* Start Material *

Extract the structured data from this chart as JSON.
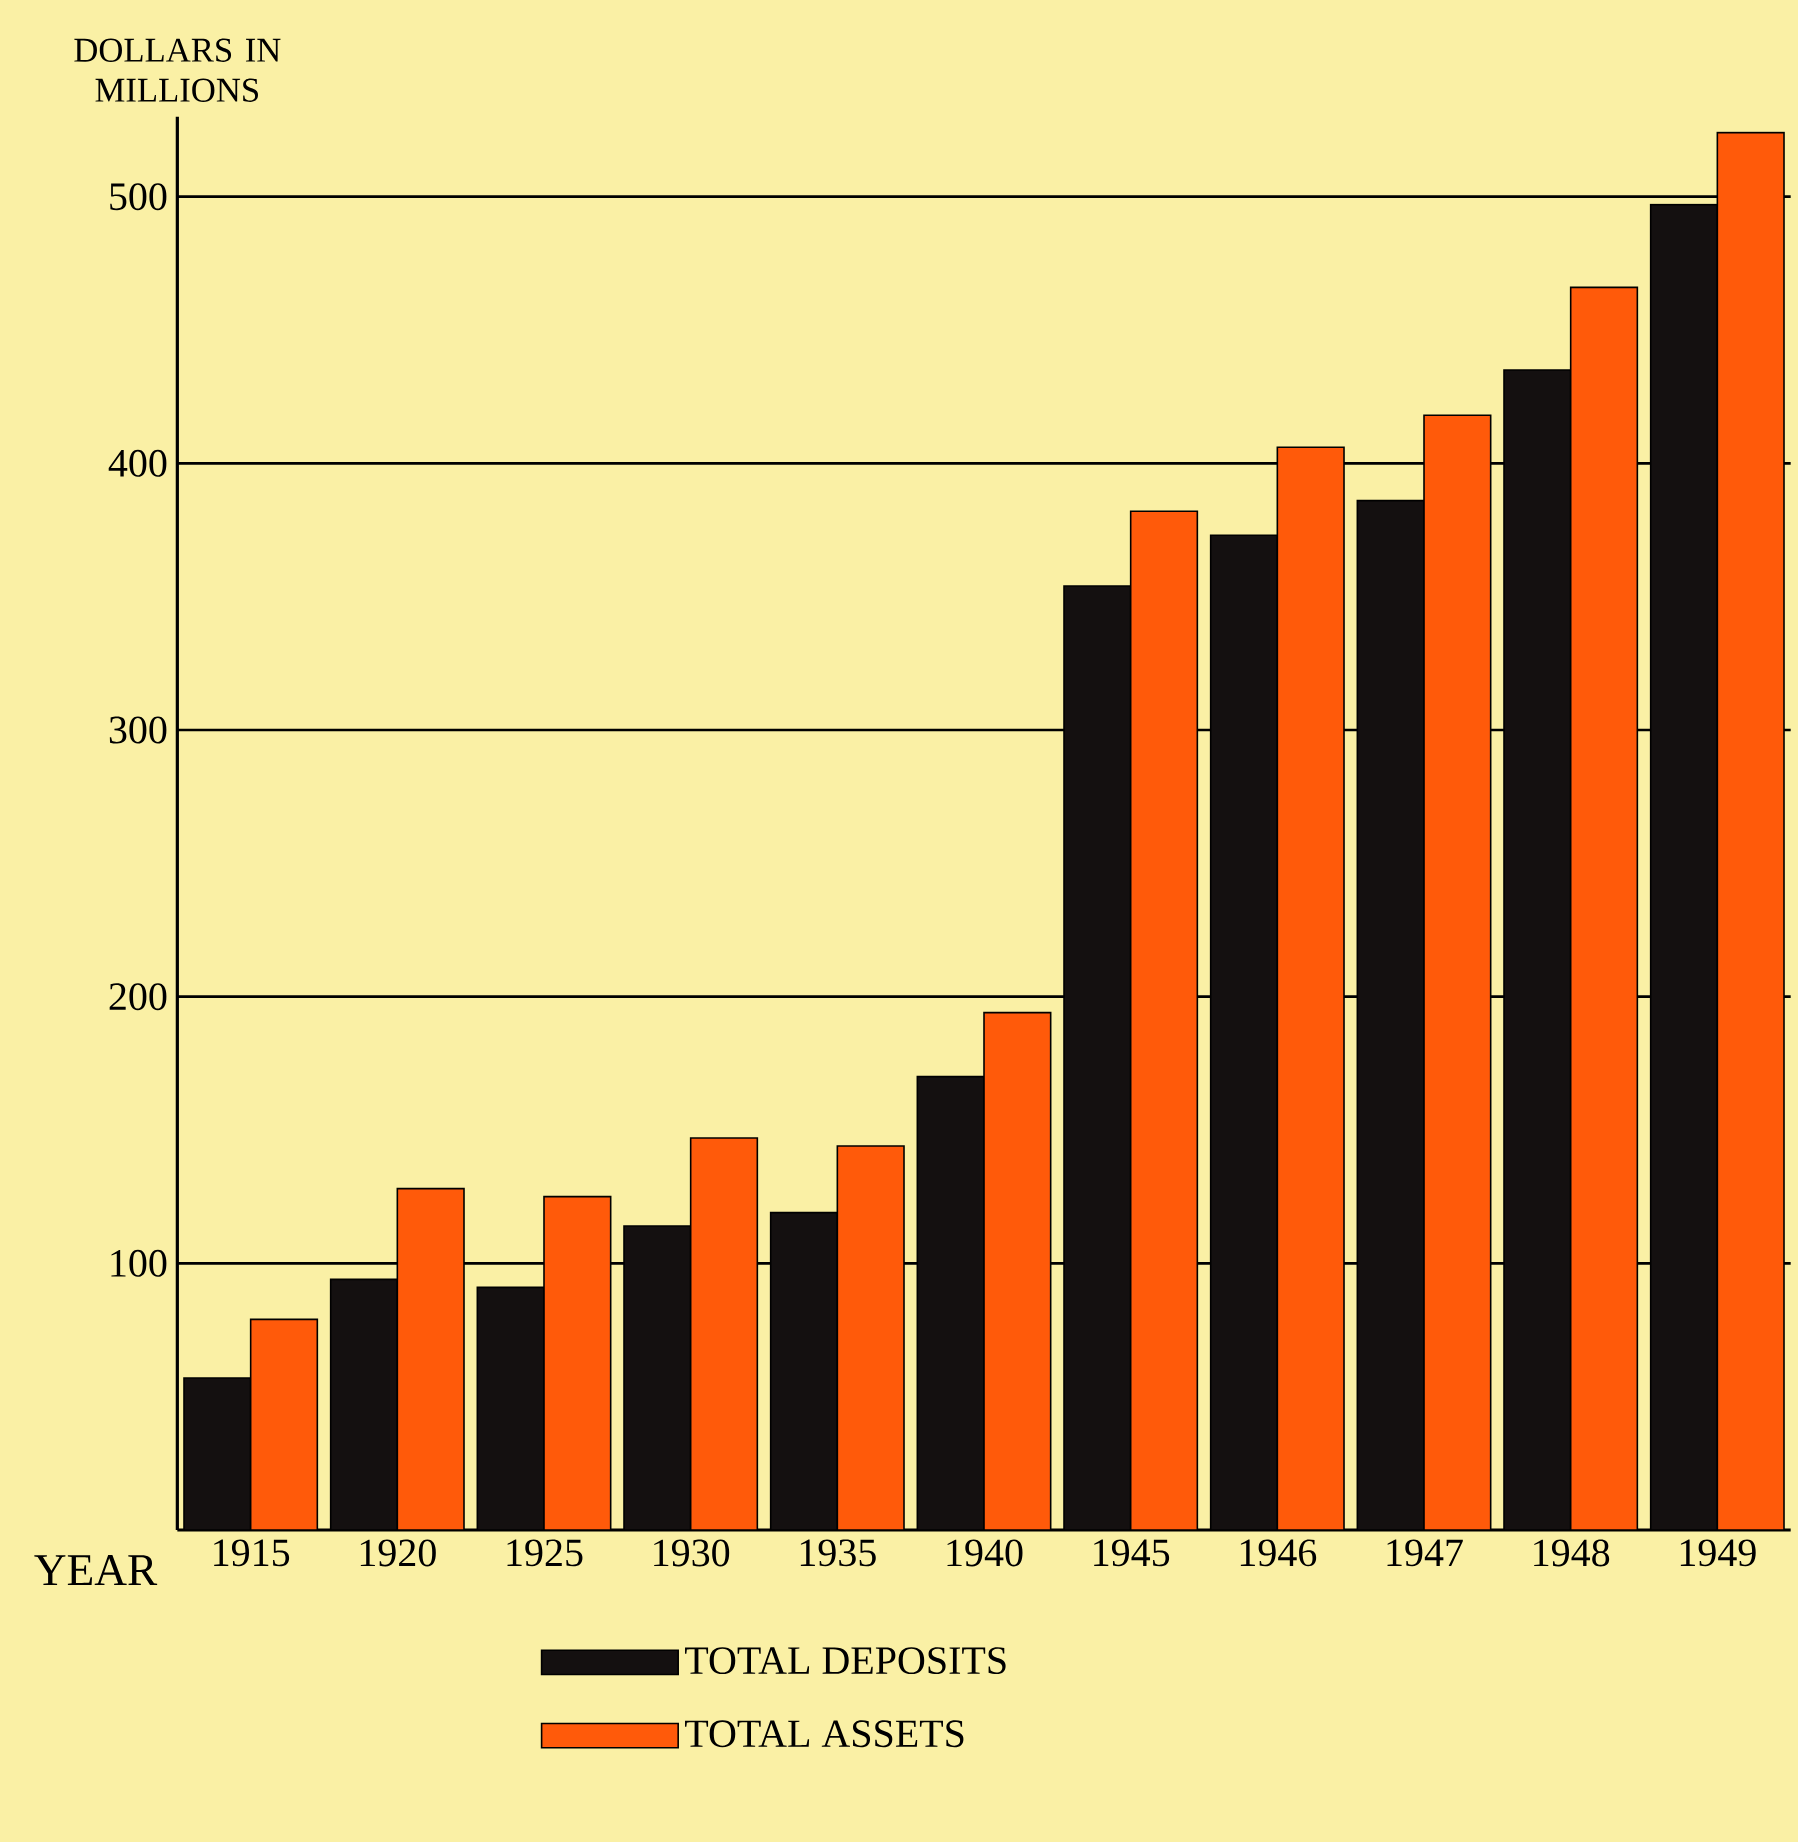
{
  "chart_data": {
    "type": "bar",
    "ylabel": "DOLLARS IN MILLIONS",
    "xlabel": "YEAR",
    "categories": [
      "1915",
      "1920",
      "1925",
      "1930",
      "1935",
      "1940",
      "1945",
      "1946",
      "1947",
      "1948",
      "1949"
    ],
    "series": [
      {
        "name": "TOTAL DEPOSITS",
        "color": "#141010",
        "values": [
          57,
          94,
          91,
          114,
          119,
          170,
          354,
          373,
          386,
          435,
          497
        ]
      },
      {
        "name": "TOTAL ASSETS",
        "color": "#ff5a0a",
        "values": [
          79,
          128,
          125,
          147,
          144,
          194,
          382,
          406,
          418,
          466,
          524
        ]
      }
    ],
    "ylim": [
      0,
      530
    ],
    "yticks": [
      100,
      200,
      300,
      400,
      500
    ],
    "grid": "y",
    "legend": "bottom"
  }
}
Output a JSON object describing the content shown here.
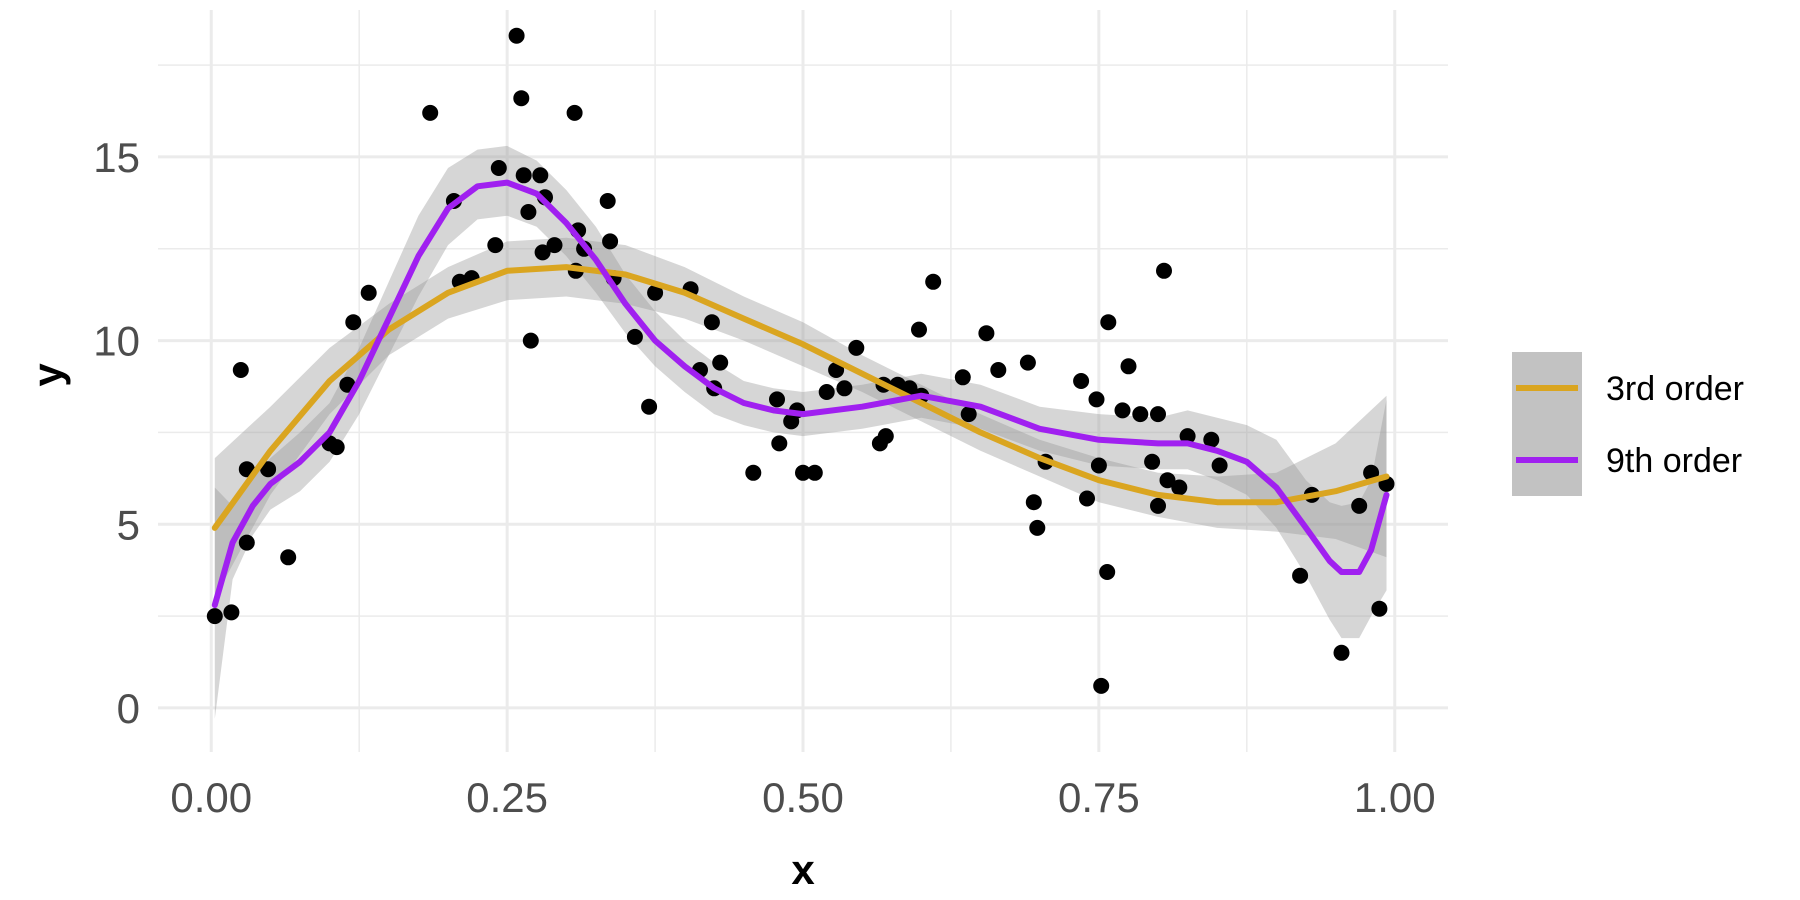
{
  "chart_data": {
    "type": "scatter",
    "xlabel": "x",
    "ylabel": "y",
    "xlim": [
      -0.045,
      1.045
    ],
    "ylim": [
      -1.2,
      19.0
    ],
    "x_ticks": [
      0.0,
      0.25,
      0.5,
      0.75,
      1.0
    ],
    "x_tick_labels": [
      "0.00",
      "0.25",
      "0.50",
      "0.75",
      "1.00"
    ],
    "y_ticks": [
      0,
      5,
      10,
      15
    ],
    "y_tick_labels": [
      "0",
      "5",
      "10",
      "15"
    ],
    "grid": true,
    "legend_position": "right",
    "points": [
      [
        0.003,
        2.5
      ],
      [
        0.017,
        2.6
      ],
      [
        0.025,
        9.2
      ],
      [
        0.03,
        6.5
      ],
      [
        0.03,
        4.5
      ],
      [
        0.048,
        6.5
      ],
      [
        0.065,
        4.1
      ],
      [
        0.1,
        7.2
      ],
      [
        0.106,
        7.1
      ],
      [
        0.115,
        8.8
      ],
      [
        0.12,
        10.5
      ],
      [
        0.133,
        11.3
      ],
      [
        0.185,
        16.2
      ],
      [
        0.205,
        13.8
      ],
      [
        0.21,
        11.6
      ],
      [
        0.22,
        11.7
      ],
      [
        0.24,
        12.6
      ],
      [
        0.243,
        14.7
      ],
      [
        0.258,
        18.3
      ],
      [
        0.262,
        16.6
      ],
      [
        0.264,
        14.5
      ],
      [
        0.268,
        13.5
      ],
      [
        0.27,
        10.0
      ],
      [
        0.278,
        14.5
      ],
      [
        0.28,
        12.4
      ],
      [
        0.282,
        13.9
      ],
      [
        0.29,
        12.6
      ],
      [
        0.307,
        16.2
      ],
      [
        0.308,
        11.9
      ],
      [
        0.31,
        13.0
      ],
      [
        0.315,
        12.5
      ],
      [
        0.335,
        13.8
      ],
      [
        0.337,
        12.7
      ],
      [
        0.34,
        11.7
      ],
      [
        0.358,
        10.1
      ],
      [
        0.37,
        8.2
      ],
      [
        0.375,
        11.3
      ],
      [
        0.405,
        11.4
      ],
      [
        0.413,
        9.2
      ],
      [
        0.423,
        10.5
      ],
      [
        0.425,
        8.7
      ],
      [
        0.43,
        9.4
      ],
      [
        0.458,
        6.4
      ],
      [
        0.478,
        8.4
      ],
      [
        0.48,
        7.2
      ],
      [
        0.49,
        7.8
      ],
      [
        0.495,
        8.1
      ],
      [
        0.5,
        6.4
      ],
      [
        0.51,
        6.4
      ],
      [
        0.52,
        8.6
      ],
      [
        0.528,
        9.2
      ],
      [
        0.535,
        8.7
      ],
      [
        0.545,
        9.8
      ],
      [
        0.565,
        7.2
      ],
      [
        0.568,
        8.8
      ],
      [
        0.57,
        7.4
      ],
      [
        0.58,
        8.8
      ],
      [
        0.59,
        8.7
      ],
      [
        0.598,
        10.3
      ],
      [
        0.6,
        8.5
      ],
      [
        0.61,
        11.6
      ],
      [
        0.635,
        9.0
      ],
      [
        0.64,
        8.0
      ],
      [
        0.655,
        10.2
      ],
      [
        0.665,
        9.2
      ],
      [
        0.69,
        9.4
      ],
      [
        0.695,
        5.6
      ],
      [
        0.698,
        4.9
      ],
      [
        0.705,
        6.7
      ],
      [
        0.735,
        8.9
      ],
      [
        0.74,
        5.7
      ],
      [
        0.748,
        8.4
      ],
      [
        0.75,
        6.6
      ],
      [
        0.752,
        0.6
      ],
      [
        0.757,
        3.7
      ],
      [
        0.758,
        10.5
      ],
      [
        0.77,
        8.1
      ],
      [
        0.775,
        9.3
      ],
      [
        0.785,
        8.0
      ],
      [
        0.795,
        6.7
      ],
      [
        0.8,
        5.5
      ],
      [
        0.8,
        8.0
      ],
      [
        0.805,
        11.9
      ],
      [
        0.808,
        6.2
      ],
      [
        0.818,
        6.0
      ],
      [
        0.825,
        7.4
      ],
      [
        0.845,
        7.3
      ],
      [
        0.852,
        6.6
      ],
      [
        0.92,
        3.6
      ],
      [
        0.93,
        5.8
      ],
      [
        0.955,
        1.5
      ],
      [
        0.97,
        5.5
      ],
      [
        0.98,
        6.4
      ],
      [
        0.987,
        2.7
      ],
      [
        0.993,
        6.1
      ]
    ],
    "series": [
      {
        "name": "3rd order",
        "color": "#daa520",
        "x": [
          0.003,
          0.05,
          0.1,
          0.15,
          0.2,
          0.25,
          0.3,
          0.35,
          0.4,
          0.45,
          0.5,
          0.55,
          0.6,
          0.65,
          0.7,
          0.75,
          0.8,
          0.85,
          0.9,
          0.95,
          0.993
        ],
        "y": [
          4.9,
          7.0,
          8.9,
          10.3,
          11.3,
          11.9,
          12.0,
          11.8,
          11.3,
          10.6,
          9.9,
          9.1,
          8.3,
          7.5,
          6.8,
          6.2,
          5.8,
          5.6,
          5.6,
          5.9,
          6.3
        ],
        "lower": [
          3.0,
          5.8,
          8.0,
          9.6,
          10.6,
          11.1,
          11.2,
          11.0,
          10.6,
          10.0,
          9.3,
          8.6,
          7.8,
          7.0,
          6.3,
          5.6,
          5.2,
          4.9,
          4.8,
          4.6,
          4.1
        ],
        "upper": [
          6.8,
          8.2,
          9.8,
          11.0,
          12.0,
          12.7,
          12.8,
          12.6,
          12.0,
          11.2,
          10.5,
          9.6,
          8.8,
          8.0,
          7.3,
          6.8,
          6.4,
          6.3,
          6.4,
          7.2,
          8.5
        ]
      },
      {
        "name": "9th order",
        "color": "#a020f0",
        "x": [
          0.003,
          0.018,
          0.035,
          0.05,
          0.075,
          0.1,
          0.125,
          0.15,
          0.175,
          0.2,
          0.225,
          0.25,
          0.275,
          0.3,
          0.325,
          0.35,
          0.375,
          0.4,
          0.425,
          0.45,
          0.475,
          0.5,
          0.55,
          0.6,
          0.65,
          0.7,
          0.75,
          0.8,
          0.825,
          0.85,
          0.875,
          0.9,
          0.925,
          0.945,
          0.955,
          0.97,
          0.98,
          0.993
        ],
        "y": [
          2.8,
          4.5,
          5.5,
          6.1,
          6.7,
          7.5,
          8.9,
          10.6,
          12.3,
          13.6,
          14.2,
          14.3,
          14.0,
          13.2,
          12.2,
          11.0,
          10.0,
          9.3,
          8.7,
          8.3,
          8.1,
          8.0,
          8.2,
          8.5,
          8.2,
          7.6,
          7.3,
          7.2,
          7.2,
          7.0,
          6.7,
          6.0,
          4.9,
          4.0,
          3.7,
          3.7,
          4.3,
          5.8
        ],
        "lower": [
          -0.3,
          3.5,
          4.7,
          5.4,
          5.9,
          6.7,
          8.0,
          9.6,
          11.2,
          12.6,
          13.3,
          13.4,
          13.1,
          12.3,
          11.3,
          10.2,
          9.3,
          8.6,
          8.0,
          7.7,
          7.5,
          7.4,
          7.6,
          7.9,
          7.6,
          7.0,
          6.6,
          6.5,
          6.5,
          6.2,
          5.8,
          4.9,
          3.6,
          2.4,
          1.9,
          1.9,
          2.5,
          3.2
        ],
        "upper": [
          6.0,
          5.5,
          6.3,
          6.8,
          7.5,
          8.3,
          9.8,
          11.6,
          13.4,
          14.7,
          15.2,
          15.3,
          14.9,
          14.1,
          13.1,
          11.8,
          10.8,
          10.0,
          9.4,
          8.9,
          8.7,
          8.6,
          8.8,
          9.1,
          8.8,
          8.2,
          8.0,
          7.9,
          8.1,
          7.9,
          7.7,
          7.3,
          6.2,
          5.6,
          5.5,
          5.6,
          6.2,
          8.4
        ]
      }
    ]
  }
}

* End Material *

== Task goal ==
Search the listing for the string "TOTAL". Copy each line where it turns up.

== Output for this exercise ==
        "name": "TOTAL DEPOSITS",
        "name": "TOTAL ASSETS",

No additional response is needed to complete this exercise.